(Written problem) Transcribe all of the records precisely as they are presented.

(Record set)
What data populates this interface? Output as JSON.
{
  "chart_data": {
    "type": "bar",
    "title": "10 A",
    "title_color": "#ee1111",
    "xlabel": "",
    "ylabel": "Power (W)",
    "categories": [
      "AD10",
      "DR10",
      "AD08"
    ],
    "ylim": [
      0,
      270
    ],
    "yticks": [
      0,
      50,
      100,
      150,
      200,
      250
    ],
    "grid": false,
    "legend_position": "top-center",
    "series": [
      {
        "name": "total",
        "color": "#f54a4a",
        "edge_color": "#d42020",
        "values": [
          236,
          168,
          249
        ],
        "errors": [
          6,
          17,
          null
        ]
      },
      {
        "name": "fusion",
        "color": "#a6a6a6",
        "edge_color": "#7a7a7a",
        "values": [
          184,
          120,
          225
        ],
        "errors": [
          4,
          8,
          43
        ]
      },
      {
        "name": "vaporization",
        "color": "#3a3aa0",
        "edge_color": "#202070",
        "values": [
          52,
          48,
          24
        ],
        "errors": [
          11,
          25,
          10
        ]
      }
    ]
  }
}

(The response)
What data populates this interface? Output as JSON.
{
  "chart_data": {
    "type": "bar",
    "title": "10 A",
    "title_color": "#ee1111",
    "xlabel": "",
    "ylabel": "Power (W)",
    "categories": [
      "AD10",
      "DR10",
      "AD08"
    ],
    "ylim": [
      0,
      270
    ],
    "yticks": [
      0,
      50,
      100,
      150,
      200,
      250
    ],
    "grid": false,
    "legend_position": "top-center",
    "series": [
      {
        "name": "total",
        "color": "#f54a4a",
        "edge_color": "#d42020",
        "values": [
          236,
          168,
          249
        ],
        "errors": [
          6,
          17,
          null
        ]
      },
      {
        "name": "fusion",
        "color": "#a6a6a6",
        "edge_color": "#7a7a7a",
        "values": [
          184,
          120,
          225
        ],
        "errors": [
          4,
          8,
          43
        ]
      },
      {
        "name": "vaporization",
        "color": "#3a3aa0",
        "edge_color": "#202070",
        "values": [
          52,
          48,
          24
        ],
        "errors": [
          11,
          25,
          10
        ]
      }
    ]
  }
}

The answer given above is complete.